▸ **The request**:
Your task is to transcribe all the entries exactly, excluding pictures.

──────── Task material

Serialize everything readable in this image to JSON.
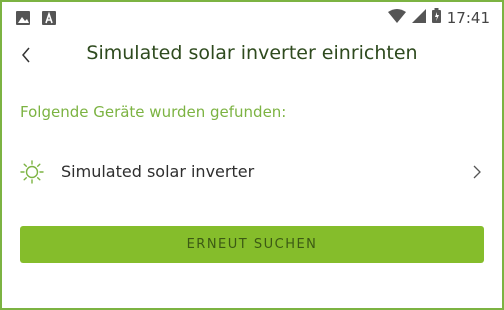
{
  "status_bar": {
    "time": "17:41",
    "left_icons": [
      "image-icon",
      "a-icon"
    ],
    "right_icons": [
      "wifi-icon",
      "cell-signal-icon",
      "battery-icon"
    ]
  },
  "app_bar": {
    "back_icon": "chevron-left-icon",
    "title": "Simulated solar inverter einrichten"
  },
  "main": {
    "section_label": "Folgende Geräte wurden gefunden:",
    "devices": [
      {
        "icon": "sun-icon",
        "label": "Simulated solar inverter"
      }
    ],
    "search_again_label": "ERNEUT SUCHEN"
  },
  "colors": {
    "accent": "#7cb342",
    "button": "#85bd2b",
    "title_text": "#2e4a1e"
  }
}
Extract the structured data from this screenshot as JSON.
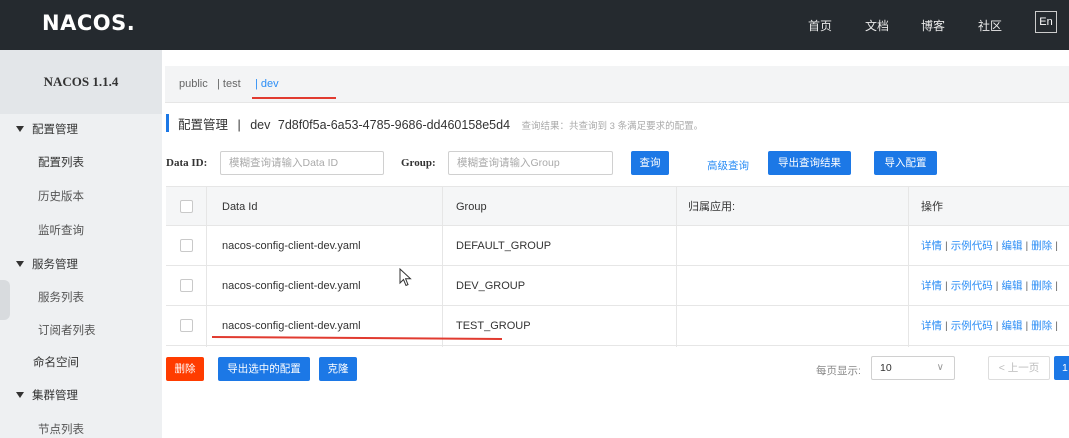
{
  "topbar": {
    "logo": "NACOS.",
    "nav": [
      "首页",
      "文档",
      "博客",
      "社区"
    ],
    "lang": "En"
  },
  "sidebar": {
    "title": "NACOS 1.1.4",
    "groups": [
      {
        "label": "配置管理",
        "items": [
          "配置列表",
          "历史版本",
          "监听查询"
        ]
      },
      {
        "label": "服务管理",
        "items": [
          "服务列表",
          "订阅者列表"
        ]
      },
      {
        "label": "命名空间"
      },
      {
        "label": "集群管理",
        "items": [
          "节点列表"
        ]
      }
    ]
  },
  "namespaces": {
    "items": [
      "public",
      "| test",
      "| dev"
    ],
    "active": "dev"
  },
  "header": {
    "title": "配置管理",
    "separator": "|",
    "namespace": "dev",
    "namespace_id": "7d8f0f5a-6a53-4785-9686-dd460158e5d4",
    "result_text": "查询结果：共查询到 3 条满足要求的配置。"
  },
  "search": {
    "data_id_label": "Data ID:",
    "data_id_placeholder": "模糊查询请输入Data ID",
    "group_label": "Group:",
    "group_placeholder": "模糊查询请输入Group",
    "query_button": "查询",
    "advanced_query": "高级查询",
    "export_results_button": "导出查询结果",
    "import_button": "导入配置"
  },
  "table": {
    "columns": [
      "Data Id",
      "Group",
      "归属应用:",
      "操作"
    ],
    "rows": [
      {
        "data_id": "nacos-config-client-dev.yaml",
        "group": "DEFAULT_GROUP",
        "app": ""
      },
      {
        "data_id": "nacos-config-client-dev.yaml",
        "group": "DEV_GROUP",
        "app": ""
      },
      {
        "data_id": "nacos-config-client-dev.yaml",
        "group": "TEST_GROUP",
        "app": ""
      }
    ],
    "actions": [
      "详情",
      "示例代码",
      "编辑",
      "删除"
    ],
    "action_separator": "|"
  },
  "footer": {
    "delete_button": "删除",
    "export_selected_button": "导出选中的配置",
    "clone_button": "克隆",
    "page_size_label": "每页显示:",
    "page_size": "10",
    "prev_page": "< 上一页",
    "current_page": "1"
  },
  "colors": {
    "topbar": "#252a2f",
    "primary": "#1c78e6",
    "link": "#2b8df5",
    "danger": "#ff3c00",
    "annotation": "#e13b30"
  }
}
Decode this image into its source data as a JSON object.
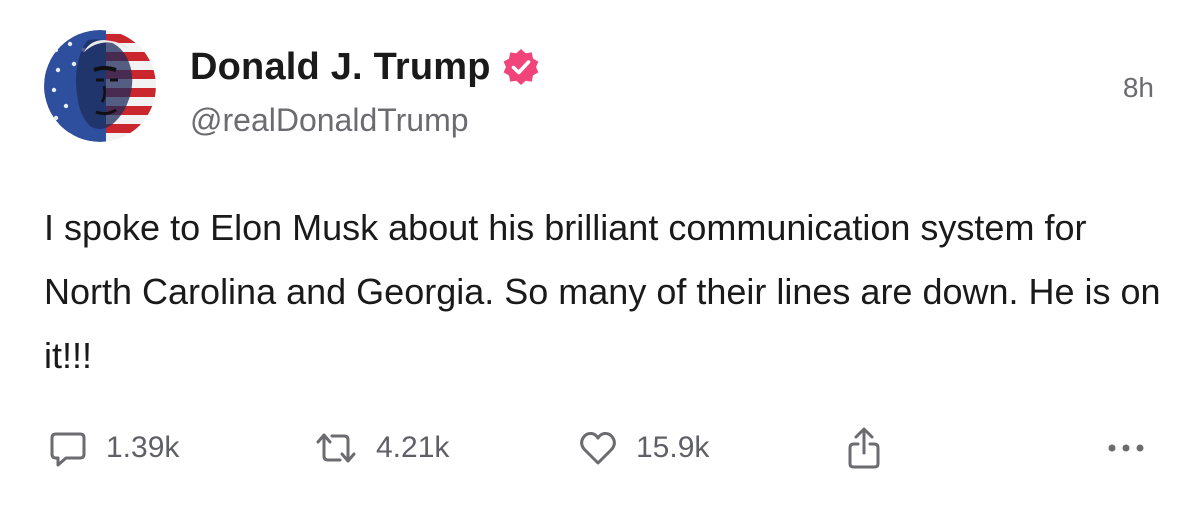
{
  "post": {
    "author": {
      "display_name": "Donald J. Trump",
      "handle": "@realDonaldTrump",
      "verified": true,
      "avatar_icon": "avatar-flag-portrait"
    },
    "timestamp": "8h",
    "text": "I spoke to Elon Musk about his brilliant communication system for North Carolina and Georgia. So many of their lines are down. He is on it!!!",
    "actions": {
      "replies": "1.39k",
      "reposts": "4.21k",
      "likes": "15.9k"
    }
  },
  "icons": {
    "verified": "verified-badge-icon",
    "reply": "comment-icon",
    "repost": "repost-icon",
    "like": "heart-icon",
    "share": "share-icon",
    "more": "more-dots-icon"
  },
  "colors": {
    "verified_badge": "#f0447a",
    "text_primary": "#1a1a1a",
    "text_secondary": "#6b6b70",
    "background": "#ffffff"
  }
}
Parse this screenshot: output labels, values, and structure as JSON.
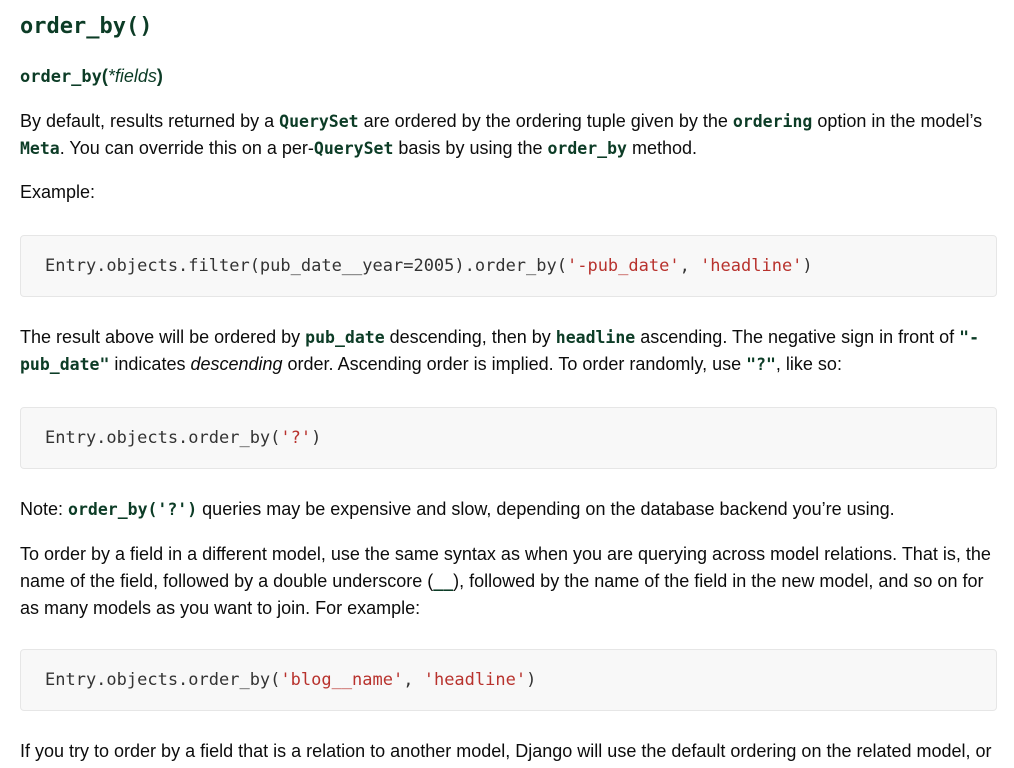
{
  "heading": "order_by()",
  "signature": {
    "name": "order_by",
    "open": "(",
    "args": "*fields",
    "close": ")"
  },
  "p1": {
    "t1": "By default, results returned by a ",
    "c1": "QuerySet",
    "t2": " are ordered by the ordering tuple given by the ",
    "c2": "ordering",
    "t3": " option in the model’s ",
    "c3": "Meta",
    "t4": ". You can override this on a per-",
    "c4": "QuerySet",
    "t5": " basis by using the ",
    "c5": "order_by",
    "t6": " method."
  },
  "p2": "Example:",
  "code1": {
    "pre": "Entry.objects.filter(pub_date__year=2005).order_by(",
    "s1": "'-pub_date'",
    "sep": ", ",
    "s2": "'headline'",
    "post": ")"
  },
  "p3": {
    "t1": "The result above will be ordered by ",
    "c1": "pub_date",
    "t2": " descending, then by ",
    "c2": "headline",
    "t3": " ascending. The negative sign in front of ",
    "c3": "\"-pub_date\"",
    "t4": " indicates ",
    "em": "descending",
    "t5": " order. Ascending order is implied. To order randomly, use ",
    "c4": "\"?\"",
    "t6": ", like so:"
  },
  "code2": {
    "pre": "Entry.objects.order_by(",
    "s1": "'?'",
    "post": ")"
  },
  "p4": {
    "t1": "Note: ",
    "c1": "order_by('?')",
    "t2": " queries may be expensive and slow, depending on the database backend you’re using."
  },
  "p5": {
    "t1": "To order by a field in a different model, use the same syntax as when you are querying across model relations. That is, the name of the field, followed by a double underscore (",
    "c1": "__",
    "t2": "), followed by the name of the field in the new model, and so on for as many models as you want to join. For example:"
  },
  "code3": {
    "pre": "Entry.objects.order_by(",
    "s1": "'blog__name'",
    "sep": ", ",
    "s2": "'headline'",
    "post": ")"
  },
  "p6": "If you try to order by a field that is a relation to another model, Django will use the default ordering on the related model, or"
}
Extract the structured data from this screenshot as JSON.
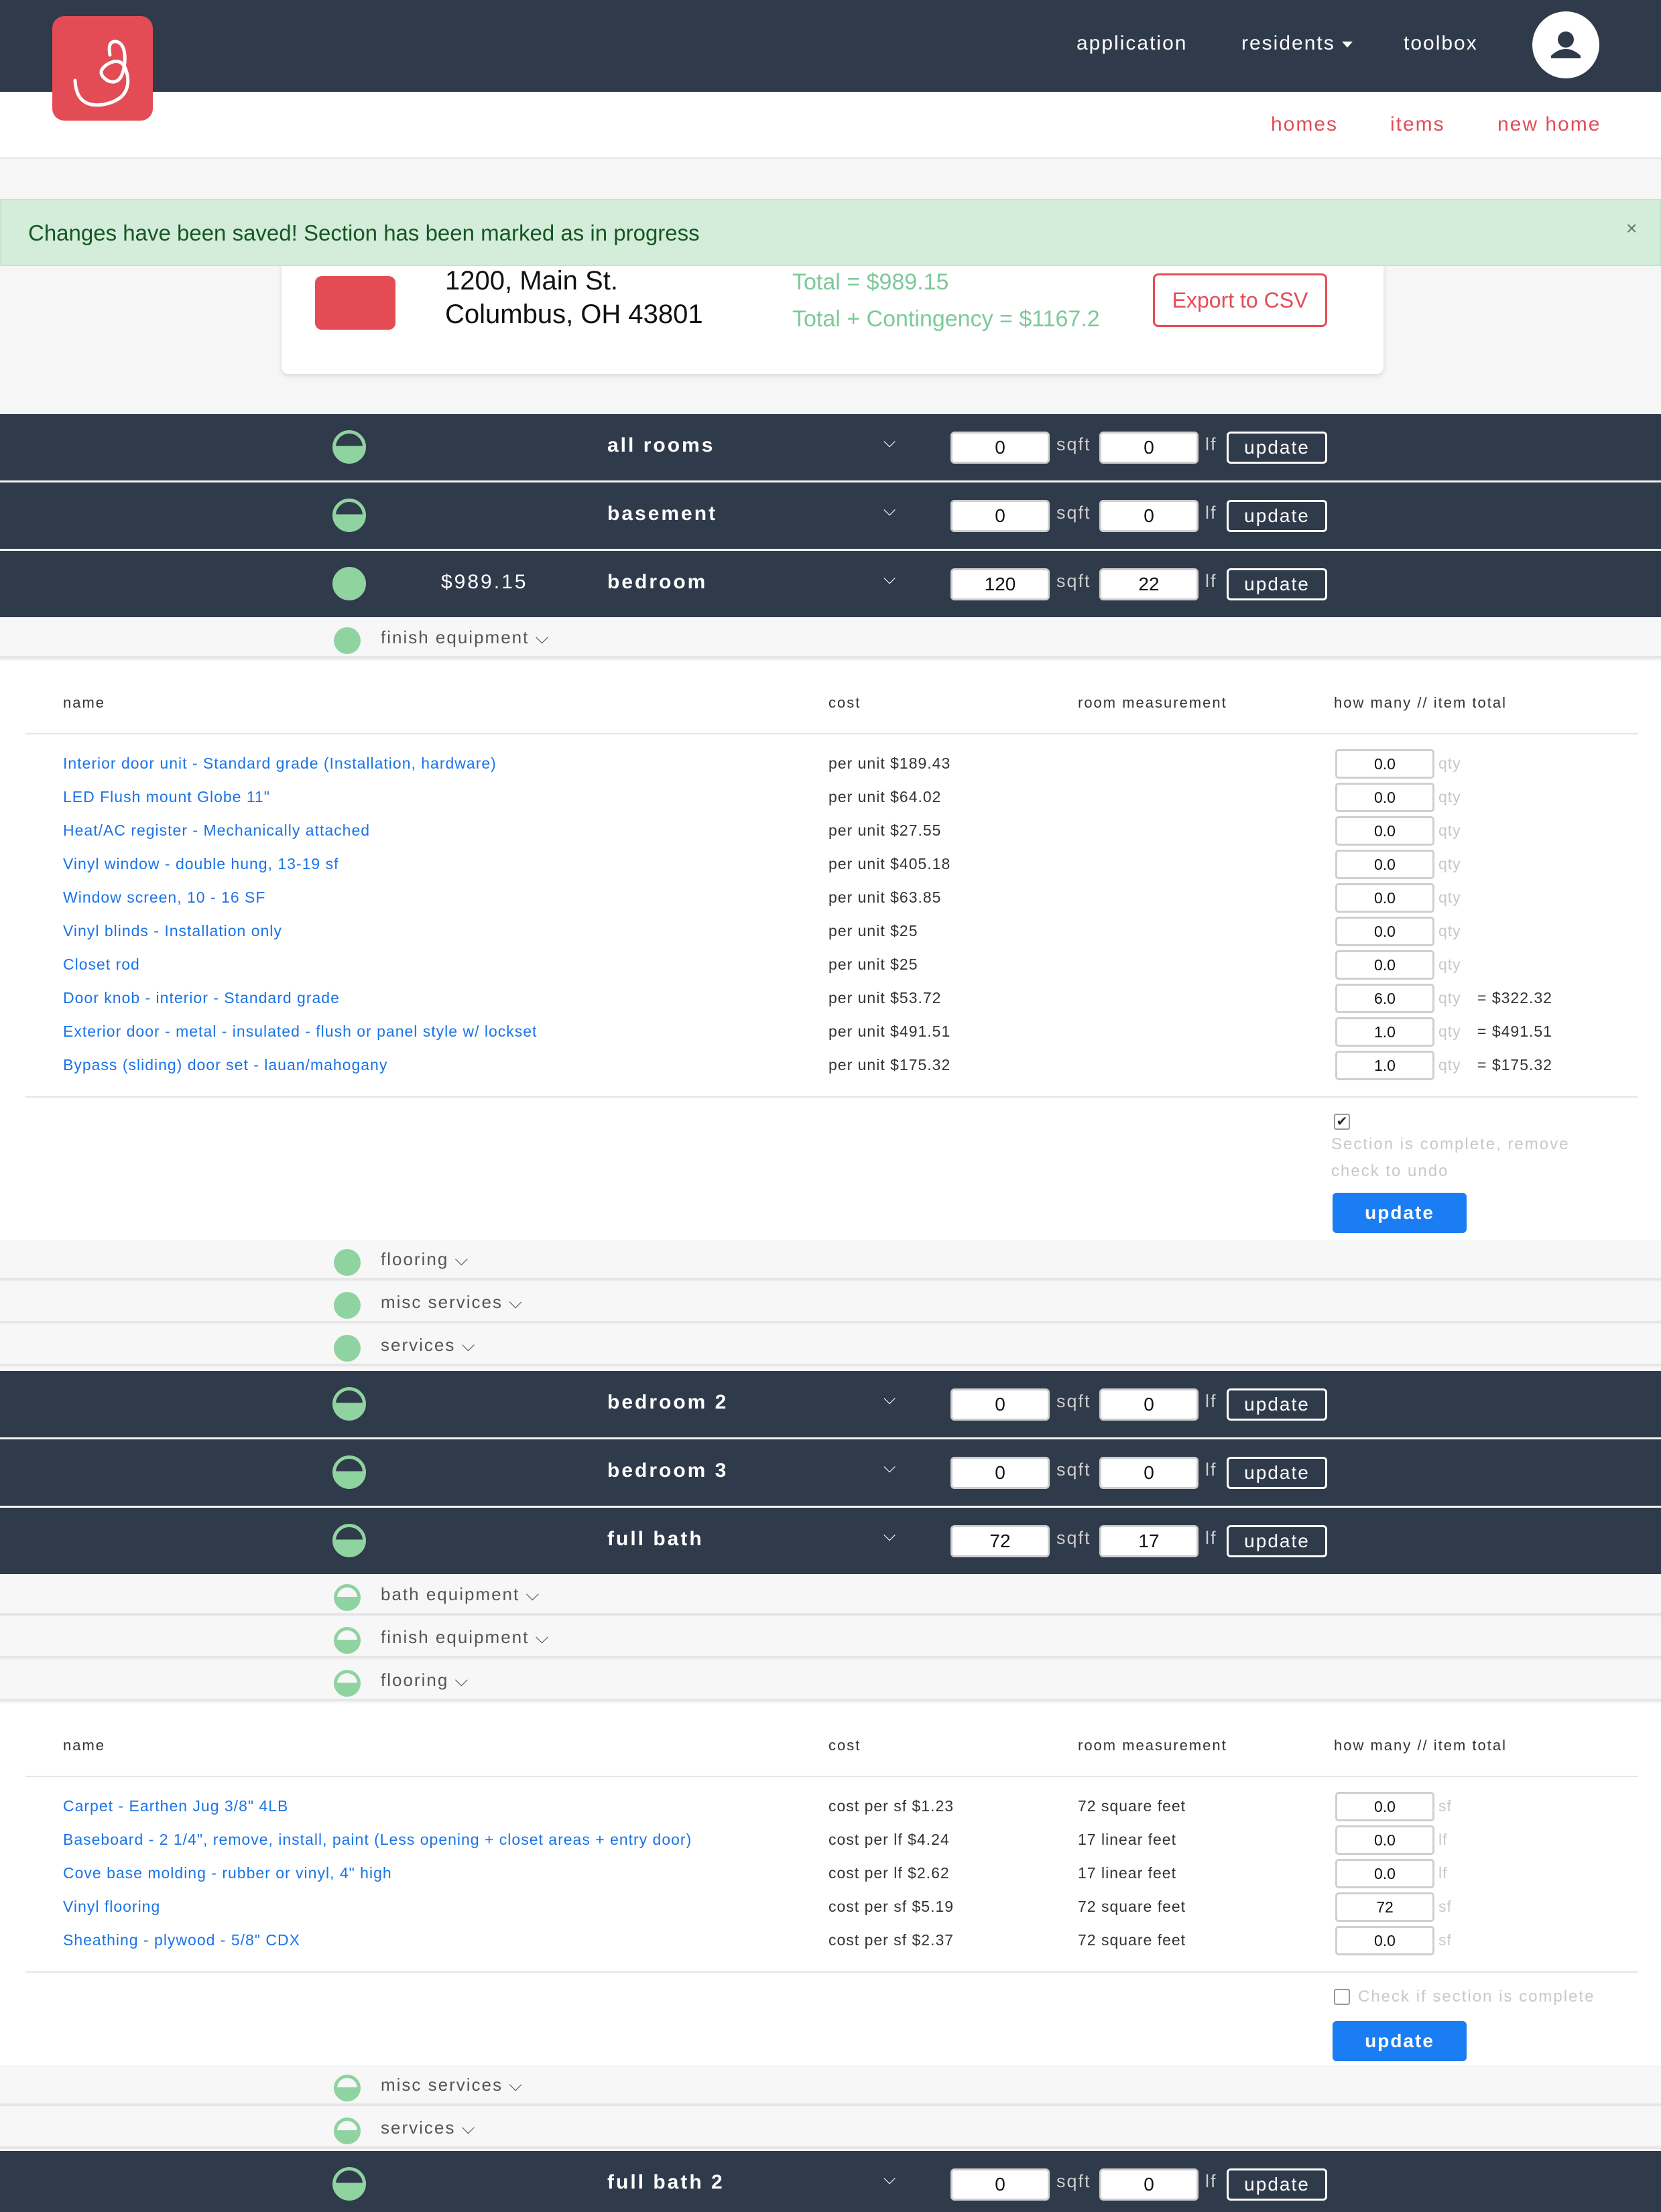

────────────────

▸ **Completed exercise**:
Serialize everything readable in this image to JSON.
{
  "status_bar": {
    "time": "17:41",
    "left_icons": [
      "image-icon",
      "a-icon"
    ],
    "right_icons": [
      "wifi-icon",
      "cell-signal-icon",
      "battery-icon"
    ]
  },
  "app_bar": {
    "back_icon": "chevron-left-icon",
    "title": "Simulated solar inverter einrichten"
  },
  "main": {
    "section_label": "Folgende Geräte wurden gefunden:",
    "devices": [
      {
        "icon": "sun-icon",
        "label": "Simulated solar inverter"
      }
    ],
    "search_again_label": "ERNEUT SUCHEN"
  },
  "colors": {
    "accent": "#7cb342",
    "button": "#85bd2b",
    "title_text": "#2e4a1e"
  }
}
Extract the structured data from this screenshot as JSON.
{
  "topbar": {
    "logo": "NACOS.",
    "nav": [
      "首页",
      "文档",
      "博客",
      "社区"
    ],
    "lang": "En"
  },
  "sidebar": {
    "title": "NACOS 1.1.4",
    "groups": [
      {
        "label": "配置管理",
        "items": [
          "配置列表",
          "历史版本",
          "监听查询"
        ]
      },
      {
        "label": "服务管理",
        "items": [
          "服务列表",
          "订阅者列表"
        ]
      },
      {
        "label": "命名空间"
      },
      {
        "label": "集群管理",
        "items": [
          "节点列表"
        ]
      }
    ]
  },
  "namespaces": {
    "items": [
      "public",
      "| test",
      "| dev"
    ],
    "active": "dev"
  },
  "header": {
    "title": "配置管理",
    "separator": "|",
    "namespace": "dev",
    "namespace_id": "7d8f0f5a-6a53-4785-9686-dd460158e5d4",
    "result_text": "查询结果：共查询到 3 条满足要求的配置。"
  },
  "search": {
    "data_id_label": "Data ID:",
    "data_id_placeholder": "模糊查询请输入Data ID",
    "group_label": "Group:",
    "group_placeholder": "模糊查询请输入Group",
    "query_button": "查询",
    "advanced_query": "高级查询",
    "export_results_button": "导出查询结果",
    "import_button": "导入配置"
  },
  "table": {
    "columns": [
      "Data Id",
      "Group",
      "归属应用:",
      "操作"
    ],
    "rows": [
      {
        "data_id": "nacos-config-client-dev.yaml",
        "group": "DEFAULT_GROUP",
        "app": ""
      },
      {
        "data_id": "nacos-config-client-dev.yaml",
        "group": "DEV_GROUP",
        "app": ""
      },
      {
        "data_id": "nacos-config-client-dev.yaml",
        "group": "TEST_GROUP",
        "app": ""
      }
    ],
    "actions": [
      "详情",
      "示例代码",
      "编辑",
      "删除"
    ],
    "action_separator": "|"
  },
  "footer": {
    "delete_button": "删除",
    "export_selected_button": "导出选中的配置",
    "clone_button": "克隆",
    "page_size_label": "每页显示:",
    "page_size": "10",
    "prev_page": "< 上一页",
    "current_page": "1"
  },
  "colors": {
    "topbar": "#252a2f",
    "primary": "#1c78e6",
    "link": "#2b8df5",
    "danger": "#ff3c00",
    "annotation": "#e13b30"
  }
}
Decode this image into its source data as a JSON object.
{
  "post": {
    "author": {
      "display_name": "Donald J. Trump",
      "handle": "@realDonaldTrump",
      "verified": true,
      "avatar_icon": "avatar-flag-portrait"
    },
    "timestamp": "8h",
    "text": "I spoke to Elon Musk about his brilliant communication system for North Carolina and Georgia. So many of their lines are down. He is on it!!!",
    "actions": {
      "replies": "1.39k",
      "reposts": "4.21k",
      "likes": "15.9k"
    }
  },
  "icons": {
    "verified": "verified-badge-icon",
    "reply": "comment-icon",
    "repost": "repost-icon",
    "like": "heart-icon",
    "share": "share-icon",
    "more": "more-dots-icon"
  },
  "colors": {
    "verified_badge": "#f0447a",
    "text_primary": "#1a1a1a",
    "text_secondary": "#6b6b70",
    "background": "#ffffff"
  }
}
Parse this screenshot: output labels, values, and structure as JSON.
{
  "heading": "order_by()",
  "signature": {
    "name": "order_by",
    "open": "(",
    "args": "*fields",
    "close": ")"
  },
  "p1": {
    "t1": "By default, results returned by a ",
    "c1": "QuerySet",
    "t2": " are ordered by the ordering tuple given by the ",
    "c2": "ordering",
    "t3": " option in the model’s ",
    "c3": "Meta",
    "t4": ". You can override this on a per-",
    "c4": "QuerySet",
    "t5": " basis by using the ",
    "c5": "order_by",
    "t6": " method."
  },
  "p2": "Example:",
  "code1": {
    "pre": "Entry.objects.filter(pub_date__year=2005).order_by(",
    "s1": "'-pub_date'",
    "sep": ", ",
    "s2": "'headline'",
    "post": ")"
  },
  "p3": {
    "t1": "The result above will be ordered by ",
    "c1": "pub_date",
    "t2": " descending, then by ",
    "c2": "headline",
    "t3": " ascending. The negative sign in front of ",
    "c3": "\"-pub_date\"",
    "t4": " indicates ",
    "em": "descending",
    "t5": " order. Ascending order is implied. To order randomly, use ",
    "c4": "\"?\"",
    "t6": ", like so:"
  },
  "code2": {
    "pre": "Entry.objects.order_by(",
    "s1": "'?'",
    "post": ")"
  },
  "p4": {
    "t1": "Note: ",
    "c1": "order_by('?')",
    "t2": " queries may be expensive and slow, depending on the database backend you’re using."
  },
  "p5": {
    "t1": "To order by a field in a different model, use the same syntax as when you are querying across model relations. That is, the name of the field, followed by a double underscore (",
    "c1": "__",
    "t2": "), followed by the name of the field in the new model, and so on for as many models as you want to join. For example:"
  },
  "code3": {
    "pre": "Entry.objects.order_by(",
    "s1": "'blog__name'",
    "sep": ", ",
    "s2": "'headline'",
    "post": ")"
  },
  "p6": "If you try to order by a field that is a relation to another model, Django will use the default ordering on the related model, or"
}
Extract the structured data from this screenshot as JSON.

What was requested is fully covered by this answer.